▶ _INSTRUCCIONES DE LA TAREA_:
[1] Copia sin cambios el tramo del texto sobre el paseo por Aldeavieja que va desde "Sólo se trata" hasta "poco más Aldeavieja.".
[2] Sigue escribiendo el texto sobre el paseo por Aldeavieja a partir del punto en que se detiene.

9. Visita al
pueblo.
Esta es la
última excursión, o quizás debiera haber sido la primera, tanto da el orden.
Sólo se trata de un pequeño paseo por el núcleo urbano, callejear un poco, ver
las cosas curiosas que aun se conservan, contemplar los edificios o monumentos
que legaron tiempos pasados, en fin, conocer un poco más Aldeavieja.
A la puerta de
nuestro alojamiento (vamos a suponer que nos alojamos en la casa rural “Sexmo
de Posaderas”), situado en la calle Angosta, cogeremos el lado izquierdo para
salir, en unos pocos pasos, a la calle Rodeo; torceremos a la izquierda y
después a la derecha por la calle Domingo Castro Camarena, ésta es la única
calle del pueblo con nombre de persona, Domingo fue uno de “los últimos de Filipinas”,
de los que seguramente habréis oído hablar; se trataba de uno de aquellos
soldados que, sitiados en el pueblo de Baler, aguantaron la presión y las armas
de los insurrectos tagalos durante más de un año una vez firmada la paz que
acabó con la guerra hispano-yanqui que liquidó el imperio colonial español,
allá por el año 1898; Domingo Castro, soldado de segunda, era cantero, y nacido
en este pueblo, lo que hizo que su nombre sonara al otro lado del mundo.

Listados de regiones de elementos
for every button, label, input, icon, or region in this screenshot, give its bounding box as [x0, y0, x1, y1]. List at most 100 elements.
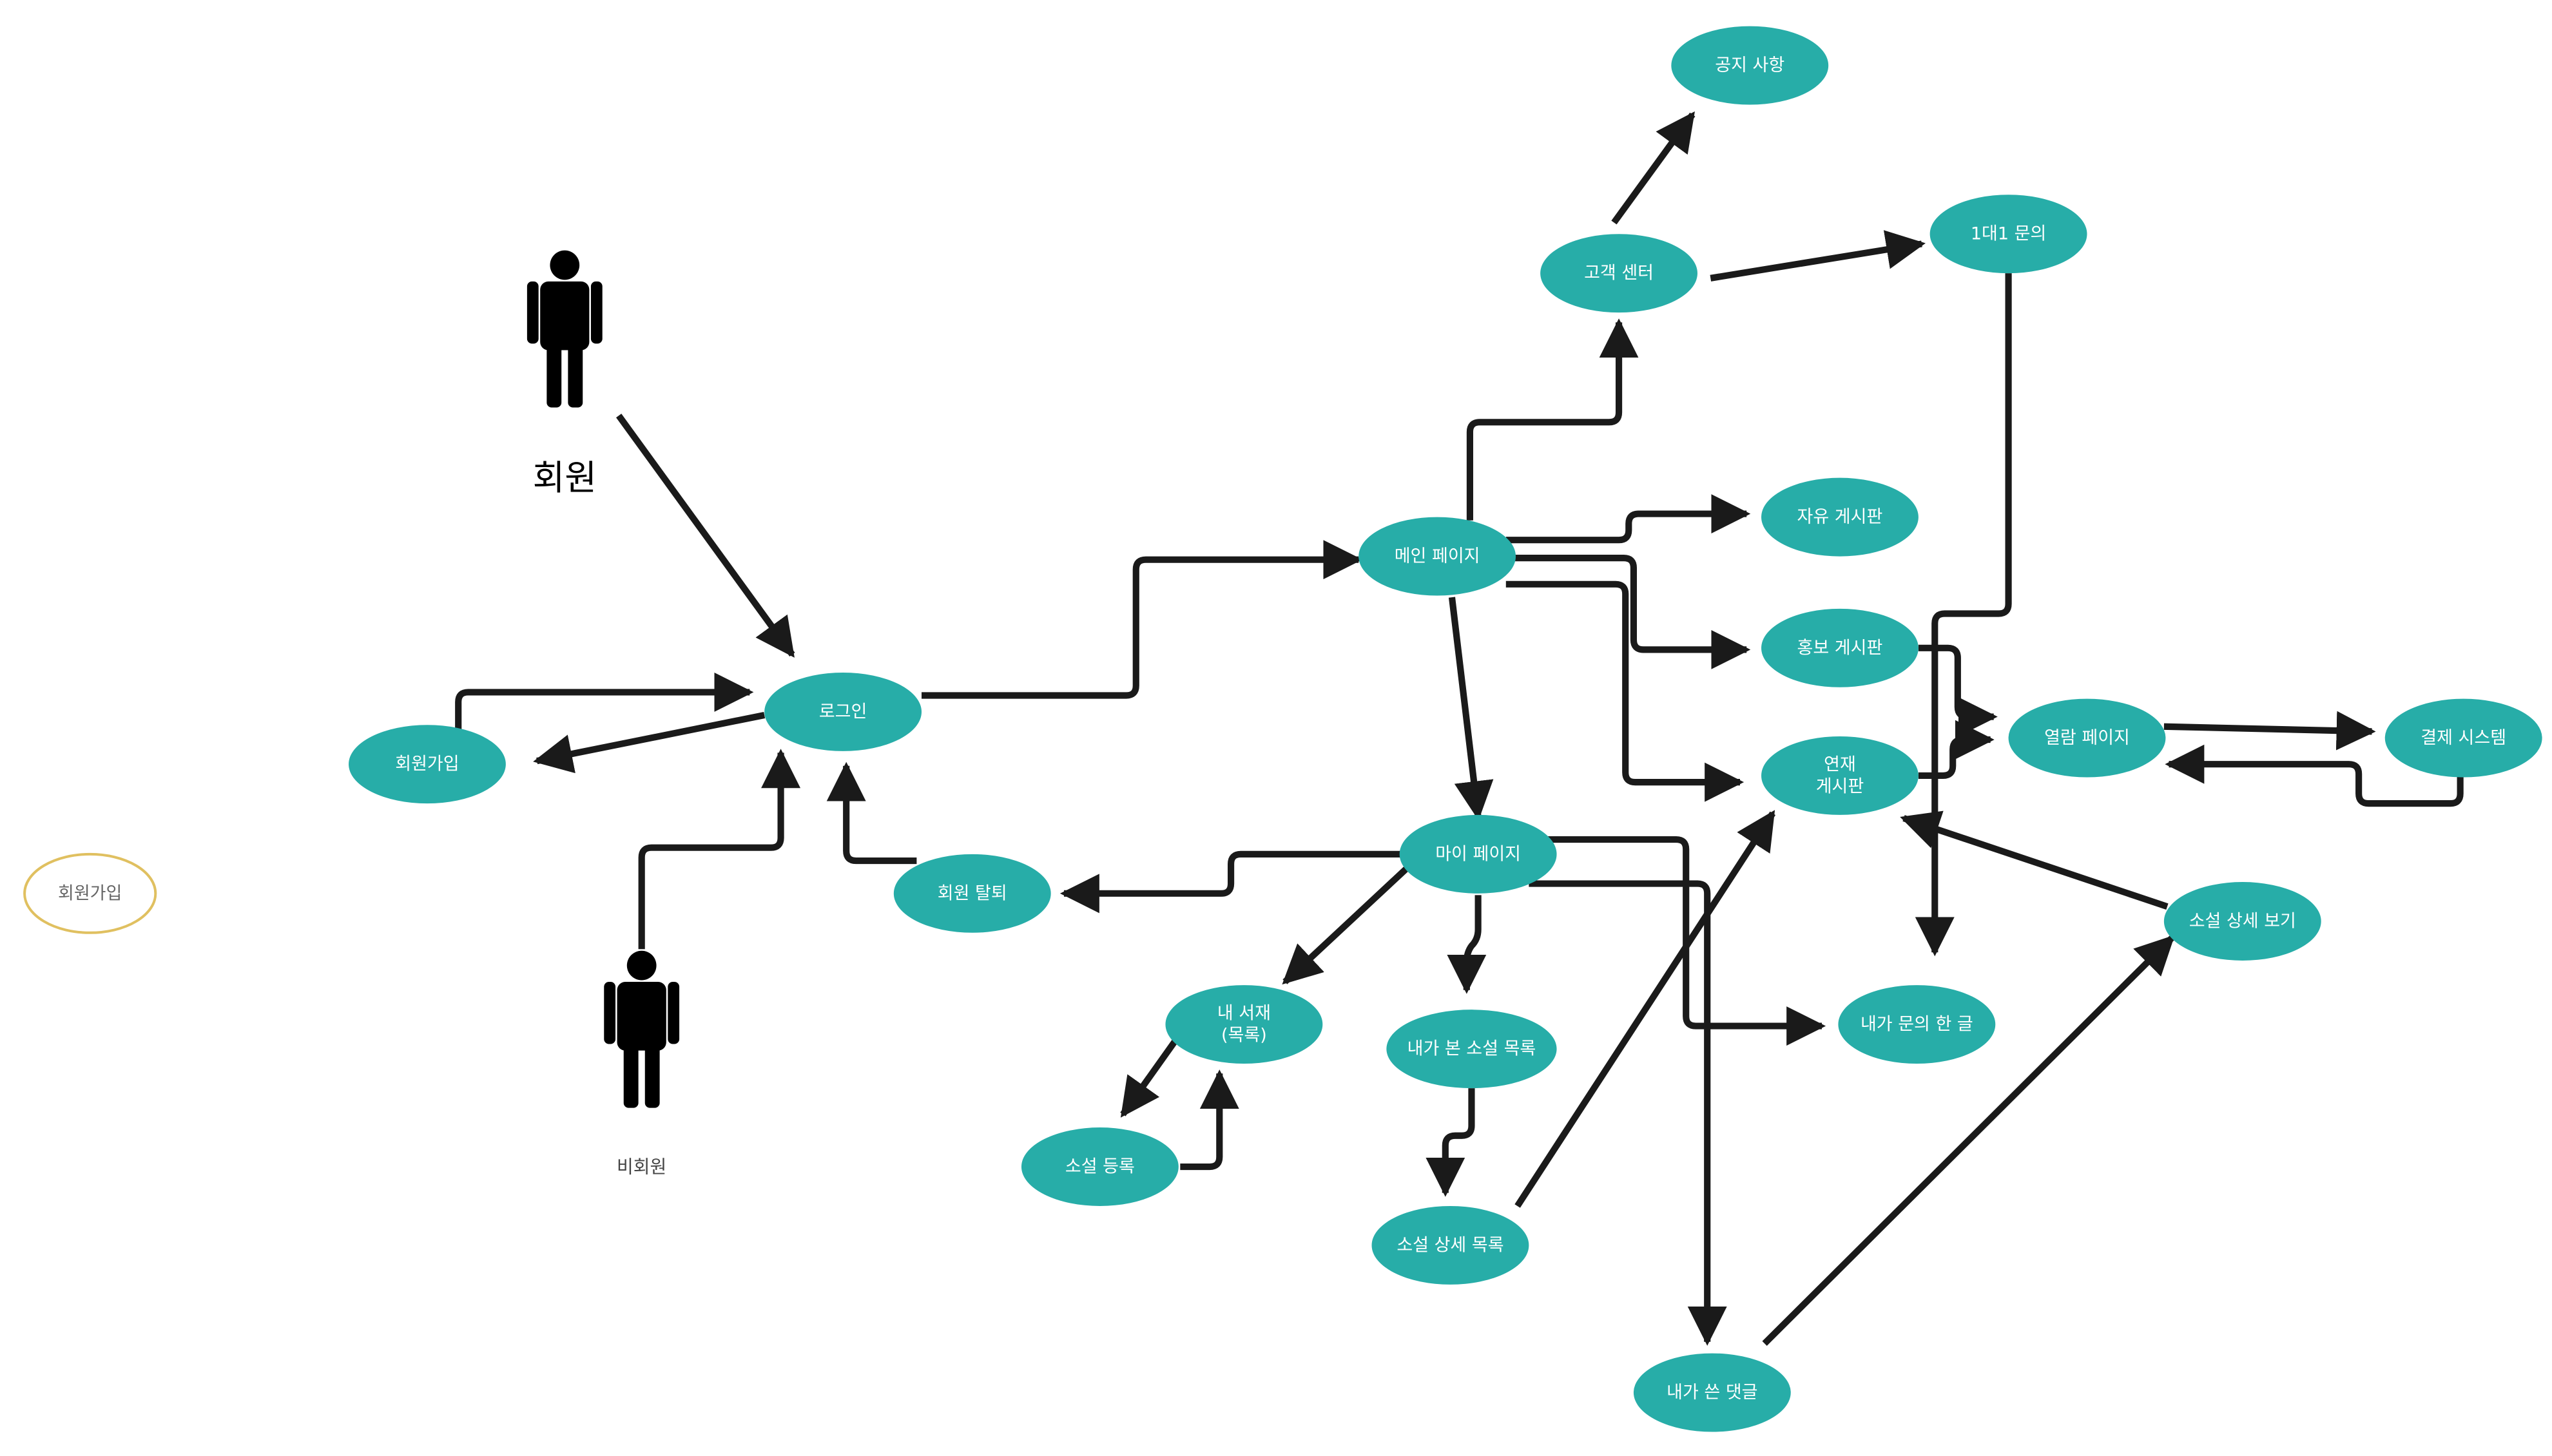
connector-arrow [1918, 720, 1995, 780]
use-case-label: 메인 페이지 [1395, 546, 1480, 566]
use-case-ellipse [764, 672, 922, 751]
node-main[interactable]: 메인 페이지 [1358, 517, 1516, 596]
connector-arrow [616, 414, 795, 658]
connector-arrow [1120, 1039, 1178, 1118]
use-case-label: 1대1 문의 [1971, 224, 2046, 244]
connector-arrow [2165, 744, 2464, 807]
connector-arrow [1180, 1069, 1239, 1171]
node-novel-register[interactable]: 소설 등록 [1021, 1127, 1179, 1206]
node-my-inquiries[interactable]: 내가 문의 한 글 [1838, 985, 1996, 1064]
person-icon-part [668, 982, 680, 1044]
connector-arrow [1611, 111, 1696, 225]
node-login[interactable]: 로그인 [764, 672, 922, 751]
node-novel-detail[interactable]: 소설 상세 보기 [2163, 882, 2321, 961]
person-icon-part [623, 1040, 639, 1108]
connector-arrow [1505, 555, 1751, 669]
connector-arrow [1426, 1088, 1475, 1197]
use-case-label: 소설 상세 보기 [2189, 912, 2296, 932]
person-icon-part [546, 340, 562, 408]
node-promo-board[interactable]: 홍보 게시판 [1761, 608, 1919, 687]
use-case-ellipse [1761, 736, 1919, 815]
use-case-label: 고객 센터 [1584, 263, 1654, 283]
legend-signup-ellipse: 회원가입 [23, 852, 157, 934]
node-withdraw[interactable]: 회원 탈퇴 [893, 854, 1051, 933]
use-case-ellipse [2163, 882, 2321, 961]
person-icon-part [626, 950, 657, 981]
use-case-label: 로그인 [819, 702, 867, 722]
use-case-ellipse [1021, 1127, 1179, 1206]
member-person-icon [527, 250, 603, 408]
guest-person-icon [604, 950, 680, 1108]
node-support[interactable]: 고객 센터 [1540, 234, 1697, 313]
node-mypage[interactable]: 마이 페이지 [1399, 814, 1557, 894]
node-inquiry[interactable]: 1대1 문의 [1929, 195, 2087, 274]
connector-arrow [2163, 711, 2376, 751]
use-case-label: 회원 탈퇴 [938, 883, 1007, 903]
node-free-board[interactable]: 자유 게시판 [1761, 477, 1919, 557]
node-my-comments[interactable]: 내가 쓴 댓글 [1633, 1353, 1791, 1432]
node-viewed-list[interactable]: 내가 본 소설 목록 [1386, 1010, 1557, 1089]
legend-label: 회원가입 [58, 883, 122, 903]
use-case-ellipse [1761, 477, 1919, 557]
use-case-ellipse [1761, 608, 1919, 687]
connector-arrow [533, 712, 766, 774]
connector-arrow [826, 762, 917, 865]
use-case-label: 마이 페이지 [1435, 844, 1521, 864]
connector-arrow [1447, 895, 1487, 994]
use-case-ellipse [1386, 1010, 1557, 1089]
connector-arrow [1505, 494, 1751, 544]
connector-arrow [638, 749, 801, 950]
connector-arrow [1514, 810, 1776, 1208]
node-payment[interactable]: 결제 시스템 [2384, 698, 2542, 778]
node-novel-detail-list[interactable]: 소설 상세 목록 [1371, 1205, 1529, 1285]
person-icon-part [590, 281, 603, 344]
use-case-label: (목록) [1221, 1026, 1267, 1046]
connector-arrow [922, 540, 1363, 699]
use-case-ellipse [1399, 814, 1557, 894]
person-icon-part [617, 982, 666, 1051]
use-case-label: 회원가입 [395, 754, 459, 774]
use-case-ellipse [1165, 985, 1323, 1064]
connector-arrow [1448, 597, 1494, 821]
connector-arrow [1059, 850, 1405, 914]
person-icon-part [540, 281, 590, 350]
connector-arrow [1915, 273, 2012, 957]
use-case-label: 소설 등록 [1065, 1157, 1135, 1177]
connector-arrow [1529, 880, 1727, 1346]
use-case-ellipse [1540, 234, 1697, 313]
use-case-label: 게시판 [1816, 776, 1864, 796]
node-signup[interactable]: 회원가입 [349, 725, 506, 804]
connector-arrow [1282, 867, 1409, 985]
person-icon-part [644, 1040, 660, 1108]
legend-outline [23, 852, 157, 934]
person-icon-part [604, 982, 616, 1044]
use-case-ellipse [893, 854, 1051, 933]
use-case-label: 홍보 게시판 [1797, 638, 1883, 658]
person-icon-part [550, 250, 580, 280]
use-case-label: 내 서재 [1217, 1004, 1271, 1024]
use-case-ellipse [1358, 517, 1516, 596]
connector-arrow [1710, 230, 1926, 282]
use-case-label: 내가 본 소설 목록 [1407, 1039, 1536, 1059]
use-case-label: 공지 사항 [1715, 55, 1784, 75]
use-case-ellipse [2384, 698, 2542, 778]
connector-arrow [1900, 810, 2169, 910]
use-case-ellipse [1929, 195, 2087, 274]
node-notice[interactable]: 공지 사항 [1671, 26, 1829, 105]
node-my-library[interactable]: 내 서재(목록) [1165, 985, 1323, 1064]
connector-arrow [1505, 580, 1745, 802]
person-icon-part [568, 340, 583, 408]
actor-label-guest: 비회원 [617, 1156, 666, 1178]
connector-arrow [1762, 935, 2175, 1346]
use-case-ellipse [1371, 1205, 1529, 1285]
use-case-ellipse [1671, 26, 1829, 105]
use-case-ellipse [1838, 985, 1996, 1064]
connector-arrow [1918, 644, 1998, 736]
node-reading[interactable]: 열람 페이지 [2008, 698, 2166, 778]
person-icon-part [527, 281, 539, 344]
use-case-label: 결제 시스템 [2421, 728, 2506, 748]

---

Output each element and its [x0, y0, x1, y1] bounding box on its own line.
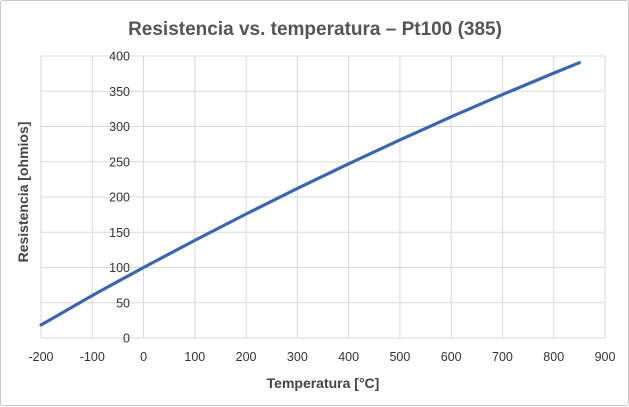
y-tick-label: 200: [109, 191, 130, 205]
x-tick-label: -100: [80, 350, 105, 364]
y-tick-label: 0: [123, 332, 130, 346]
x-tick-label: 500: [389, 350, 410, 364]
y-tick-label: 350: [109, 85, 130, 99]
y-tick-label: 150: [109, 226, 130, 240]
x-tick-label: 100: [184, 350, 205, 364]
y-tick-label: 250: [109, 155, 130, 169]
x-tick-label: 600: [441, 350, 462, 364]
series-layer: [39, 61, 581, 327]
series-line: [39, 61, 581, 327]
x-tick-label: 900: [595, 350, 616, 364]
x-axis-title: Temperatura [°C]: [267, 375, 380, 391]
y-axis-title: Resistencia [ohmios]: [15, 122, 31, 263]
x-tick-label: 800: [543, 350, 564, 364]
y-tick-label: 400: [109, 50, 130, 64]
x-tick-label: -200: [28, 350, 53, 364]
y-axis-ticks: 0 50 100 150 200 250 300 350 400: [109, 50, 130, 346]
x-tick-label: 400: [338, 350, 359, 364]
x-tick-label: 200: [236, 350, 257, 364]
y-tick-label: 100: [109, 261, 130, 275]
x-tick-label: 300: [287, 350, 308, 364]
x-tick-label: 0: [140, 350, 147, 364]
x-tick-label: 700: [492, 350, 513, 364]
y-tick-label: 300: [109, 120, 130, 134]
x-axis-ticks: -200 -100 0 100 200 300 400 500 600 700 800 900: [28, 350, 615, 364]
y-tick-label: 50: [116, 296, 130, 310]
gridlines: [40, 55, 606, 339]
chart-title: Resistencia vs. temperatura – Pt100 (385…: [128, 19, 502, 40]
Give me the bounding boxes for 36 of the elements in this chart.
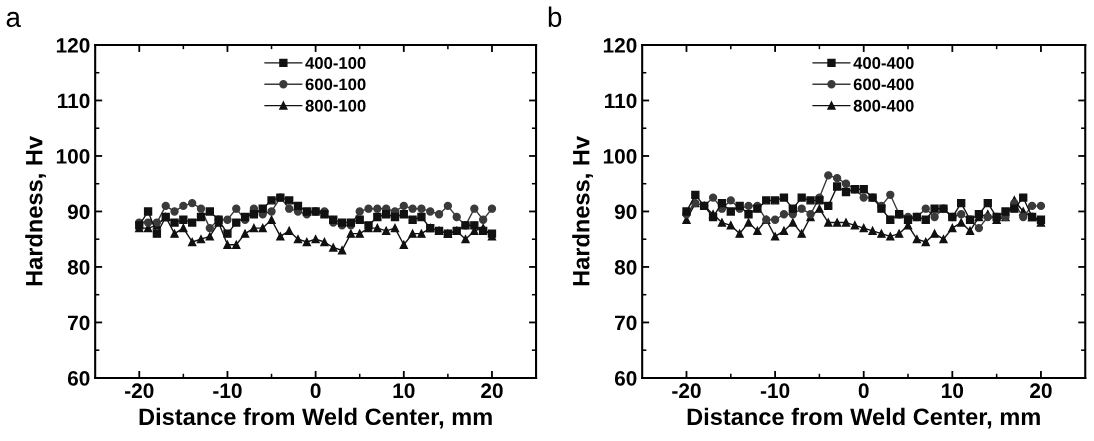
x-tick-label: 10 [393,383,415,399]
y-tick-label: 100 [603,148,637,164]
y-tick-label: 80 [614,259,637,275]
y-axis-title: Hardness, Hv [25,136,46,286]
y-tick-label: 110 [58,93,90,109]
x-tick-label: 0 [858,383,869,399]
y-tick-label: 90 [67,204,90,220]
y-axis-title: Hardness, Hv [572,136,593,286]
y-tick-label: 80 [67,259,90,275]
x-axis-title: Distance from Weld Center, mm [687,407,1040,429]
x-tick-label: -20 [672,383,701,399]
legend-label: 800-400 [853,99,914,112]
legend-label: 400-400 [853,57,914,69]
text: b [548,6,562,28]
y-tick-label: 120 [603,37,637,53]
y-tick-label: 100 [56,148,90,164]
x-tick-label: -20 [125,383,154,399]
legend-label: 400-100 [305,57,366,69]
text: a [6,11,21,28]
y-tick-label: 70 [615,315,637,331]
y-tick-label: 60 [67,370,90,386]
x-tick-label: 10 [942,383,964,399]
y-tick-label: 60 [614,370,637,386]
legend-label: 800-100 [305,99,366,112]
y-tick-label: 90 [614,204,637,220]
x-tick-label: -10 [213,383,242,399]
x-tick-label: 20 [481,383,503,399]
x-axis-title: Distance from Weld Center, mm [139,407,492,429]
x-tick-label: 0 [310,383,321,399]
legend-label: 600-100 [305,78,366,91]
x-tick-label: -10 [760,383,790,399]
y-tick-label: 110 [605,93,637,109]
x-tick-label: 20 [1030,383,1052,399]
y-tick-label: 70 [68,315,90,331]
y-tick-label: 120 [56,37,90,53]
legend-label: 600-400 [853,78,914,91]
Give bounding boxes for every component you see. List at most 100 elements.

---

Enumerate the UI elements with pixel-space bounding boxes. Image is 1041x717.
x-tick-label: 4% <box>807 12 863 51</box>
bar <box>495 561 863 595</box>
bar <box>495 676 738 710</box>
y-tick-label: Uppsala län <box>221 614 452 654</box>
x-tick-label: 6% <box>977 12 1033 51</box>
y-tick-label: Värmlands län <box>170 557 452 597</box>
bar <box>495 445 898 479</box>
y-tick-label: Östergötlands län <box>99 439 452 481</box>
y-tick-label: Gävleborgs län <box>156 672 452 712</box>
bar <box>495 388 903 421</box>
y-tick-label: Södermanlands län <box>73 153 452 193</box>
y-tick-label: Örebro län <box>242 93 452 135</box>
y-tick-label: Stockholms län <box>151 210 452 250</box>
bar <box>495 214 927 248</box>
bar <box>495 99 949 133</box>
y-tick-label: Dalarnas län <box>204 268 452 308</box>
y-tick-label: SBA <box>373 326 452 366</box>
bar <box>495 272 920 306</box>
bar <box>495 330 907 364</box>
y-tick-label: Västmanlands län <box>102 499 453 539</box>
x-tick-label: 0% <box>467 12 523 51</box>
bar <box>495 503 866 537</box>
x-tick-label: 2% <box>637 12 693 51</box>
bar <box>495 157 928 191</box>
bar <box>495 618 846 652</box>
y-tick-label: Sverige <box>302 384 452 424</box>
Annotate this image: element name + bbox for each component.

▶ _RESULTADOS FINALES_:
[1]
Sólo se trata de un pequeño paseo por el núcleo urbano, callejear un poco, ver
las cosas curiosas que aun se conservan, contemplar los edificios o monumentos
que legaron tiempos pasados, en fin, conocer un poco más Aldeavieja.

[2]
Al acabar la
calle, flanqueada por hotelitos de diferente factura, se llega a la verja que
encierra la ermita de San Cristóbal. Tomaremos una senda que discurre a la
izquierda de la puerta, veremos las cruces que forman la última parte de un Vía
Crucis que, años atrás, recorría todo el pueblo; sencillas cruces de granito en
cuya base está grabada la explicación del “paso” que representa: caída de
Jesús, la Verónica, el Cireneo… y que acaban junto a la puerta de la ermita en
un crucero de diferente factura que se recorta contra el cielo; la ermita fue
reconstruida en el año 2000, por su propietario de entonces, el músico Manuel
Seco de Arpe, hijo del pintor Rafael Seco Humbrías, que había heredado la
ermita y una de las casas nobles, que luego veremos, de Manuel de Arpe,
restaurador del Museo del Prado y uno de los responsables de la salvación de
muchas obras de dicho museo durante la guerra civil.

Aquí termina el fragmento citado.